◆ Exercise set
**a)** According to the Sprint earnings article, by how much did the company's subscriber base shrink in the quarter?
**b)** From the Sprint earnings article, write out word for word the part that opens with the words containing "Revenue fell 7.5" and closes with "billion in sales.".

**** Excerpt to read ****

OVERLAND PARK, Kan.(AP)
Wireless carrier Sprint Nextel Corp. said Monday it had a larger
first-quarter deficit as revenue fell, it lost more than a million
subscribers and it absorbed charges for severance and other
costs.
Its shares fell almost 4 percent in premarket trading.
Overland Park, Kan.-based Sprint said its loss totaled $505
million, or 18 cents per share, in the three months ended March 31
compared with a loss of $211 million, or 7 per share, during the
first quarter of last year.
Not including a number of one-time charges, including $231
million for severance and asset impairment and $86 million in
deal-related costs, the company said it earned 4 cents per share,
compared to 18 cents per share in the year-ago quarter.
Revenue fell 7.5 percent to $9.3 billion from $10.1 billion a
year earlier.
Analysts surveyed by Thomson Financial had expected earnings of
2 cents per share on $9.4 billion in sales.
Its shares fell 37 cents, or 3.9 percent, to $9.01 in premarket
trading.
Sprint, which has struggled since buying Nextel Communications
Inc. in 2005, said its total subscriber base fell by 1.09 million
to 52.8 million, including the loss of 1.07 million post-paid
customers who pay a monthly bill.
That was actually smaller than the 1.2 million in post-paid
losses the company had forecast last quarter.

**** Record excerpts ****

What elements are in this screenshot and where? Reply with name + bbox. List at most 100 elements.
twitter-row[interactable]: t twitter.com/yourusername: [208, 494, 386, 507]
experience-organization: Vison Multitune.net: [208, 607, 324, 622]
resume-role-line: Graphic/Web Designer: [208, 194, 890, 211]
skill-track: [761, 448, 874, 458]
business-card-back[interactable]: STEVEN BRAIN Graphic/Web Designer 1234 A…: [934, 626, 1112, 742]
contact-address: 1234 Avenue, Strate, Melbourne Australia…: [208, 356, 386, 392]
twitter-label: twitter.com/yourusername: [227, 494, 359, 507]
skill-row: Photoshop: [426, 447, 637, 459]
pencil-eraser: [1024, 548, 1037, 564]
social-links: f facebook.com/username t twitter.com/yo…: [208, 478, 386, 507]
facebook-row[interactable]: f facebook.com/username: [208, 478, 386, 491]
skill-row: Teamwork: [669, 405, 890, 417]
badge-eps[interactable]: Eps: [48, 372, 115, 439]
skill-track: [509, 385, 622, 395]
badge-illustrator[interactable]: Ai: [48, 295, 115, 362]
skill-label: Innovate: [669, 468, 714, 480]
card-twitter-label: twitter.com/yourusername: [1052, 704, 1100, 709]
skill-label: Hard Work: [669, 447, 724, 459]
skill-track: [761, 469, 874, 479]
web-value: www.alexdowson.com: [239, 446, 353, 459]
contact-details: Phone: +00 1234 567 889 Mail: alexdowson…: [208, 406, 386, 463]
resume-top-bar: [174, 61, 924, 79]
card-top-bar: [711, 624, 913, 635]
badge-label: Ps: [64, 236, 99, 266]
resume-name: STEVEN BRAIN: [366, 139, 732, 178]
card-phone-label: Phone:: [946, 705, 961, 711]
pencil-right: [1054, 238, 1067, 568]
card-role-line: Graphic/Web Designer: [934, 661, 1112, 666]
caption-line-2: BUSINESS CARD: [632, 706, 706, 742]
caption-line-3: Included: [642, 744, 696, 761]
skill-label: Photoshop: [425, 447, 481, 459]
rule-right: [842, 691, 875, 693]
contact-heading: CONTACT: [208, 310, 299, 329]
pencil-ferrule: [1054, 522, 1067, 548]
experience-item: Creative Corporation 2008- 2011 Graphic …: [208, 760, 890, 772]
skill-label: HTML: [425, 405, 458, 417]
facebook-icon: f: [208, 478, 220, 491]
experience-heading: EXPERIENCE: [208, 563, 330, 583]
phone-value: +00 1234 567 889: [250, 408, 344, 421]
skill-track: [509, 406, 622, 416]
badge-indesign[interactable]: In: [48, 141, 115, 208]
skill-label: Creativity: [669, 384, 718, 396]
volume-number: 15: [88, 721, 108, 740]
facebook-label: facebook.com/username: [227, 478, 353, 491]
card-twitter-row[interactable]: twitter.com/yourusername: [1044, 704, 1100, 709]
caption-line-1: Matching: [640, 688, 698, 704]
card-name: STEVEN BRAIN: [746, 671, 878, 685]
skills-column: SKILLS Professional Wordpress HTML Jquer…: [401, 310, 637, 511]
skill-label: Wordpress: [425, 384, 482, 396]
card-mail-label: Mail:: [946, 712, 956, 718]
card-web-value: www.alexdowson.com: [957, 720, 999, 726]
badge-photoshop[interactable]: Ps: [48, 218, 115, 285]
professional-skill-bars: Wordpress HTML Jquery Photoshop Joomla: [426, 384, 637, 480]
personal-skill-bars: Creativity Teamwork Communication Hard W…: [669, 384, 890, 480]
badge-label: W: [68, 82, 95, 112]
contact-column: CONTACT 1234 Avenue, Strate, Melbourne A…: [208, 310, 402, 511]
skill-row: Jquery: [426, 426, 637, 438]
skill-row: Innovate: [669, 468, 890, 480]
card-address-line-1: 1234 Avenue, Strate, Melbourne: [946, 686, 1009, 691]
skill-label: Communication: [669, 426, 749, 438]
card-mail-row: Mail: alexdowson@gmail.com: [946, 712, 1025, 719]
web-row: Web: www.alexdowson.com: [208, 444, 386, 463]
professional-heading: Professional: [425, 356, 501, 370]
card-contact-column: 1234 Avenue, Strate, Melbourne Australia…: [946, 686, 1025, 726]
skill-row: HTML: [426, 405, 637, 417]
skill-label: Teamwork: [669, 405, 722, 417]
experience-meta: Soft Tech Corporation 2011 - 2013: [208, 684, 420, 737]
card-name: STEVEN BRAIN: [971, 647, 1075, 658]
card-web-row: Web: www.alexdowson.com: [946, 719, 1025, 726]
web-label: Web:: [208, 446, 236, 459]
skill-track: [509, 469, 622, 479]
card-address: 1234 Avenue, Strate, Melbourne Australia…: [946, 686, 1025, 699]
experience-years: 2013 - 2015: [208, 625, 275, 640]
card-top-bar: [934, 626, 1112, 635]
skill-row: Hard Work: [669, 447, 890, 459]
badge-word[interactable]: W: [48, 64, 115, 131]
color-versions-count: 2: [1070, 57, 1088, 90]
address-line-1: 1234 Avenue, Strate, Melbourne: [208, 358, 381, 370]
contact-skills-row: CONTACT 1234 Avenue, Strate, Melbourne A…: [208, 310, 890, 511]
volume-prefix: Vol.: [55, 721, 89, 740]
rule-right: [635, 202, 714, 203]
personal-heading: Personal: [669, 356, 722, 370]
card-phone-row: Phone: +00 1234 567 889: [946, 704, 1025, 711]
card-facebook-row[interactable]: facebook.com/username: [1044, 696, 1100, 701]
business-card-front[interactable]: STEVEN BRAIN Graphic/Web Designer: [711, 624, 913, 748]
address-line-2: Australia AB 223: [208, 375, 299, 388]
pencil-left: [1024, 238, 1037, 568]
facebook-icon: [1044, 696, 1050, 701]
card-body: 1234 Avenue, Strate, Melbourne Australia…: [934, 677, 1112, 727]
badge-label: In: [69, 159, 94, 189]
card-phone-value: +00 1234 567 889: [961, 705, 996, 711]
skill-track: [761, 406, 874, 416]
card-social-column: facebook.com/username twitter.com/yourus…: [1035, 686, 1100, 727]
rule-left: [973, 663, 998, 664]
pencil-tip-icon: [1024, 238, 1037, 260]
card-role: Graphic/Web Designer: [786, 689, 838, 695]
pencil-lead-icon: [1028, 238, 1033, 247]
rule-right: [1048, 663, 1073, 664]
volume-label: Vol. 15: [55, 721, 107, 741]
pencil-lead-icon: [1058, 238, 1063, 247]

****

◆ Results of the tasks
**a)** It fell by 1.09 million, to 52.8 million.

**b)**
Revenue fell 7.5 percent to $9.3 billion from $10.1 billion a
year earlier.
Analysts surveyed by Thomson Financial had expected earnings of
2 cents per share on $9.4 billion in sales.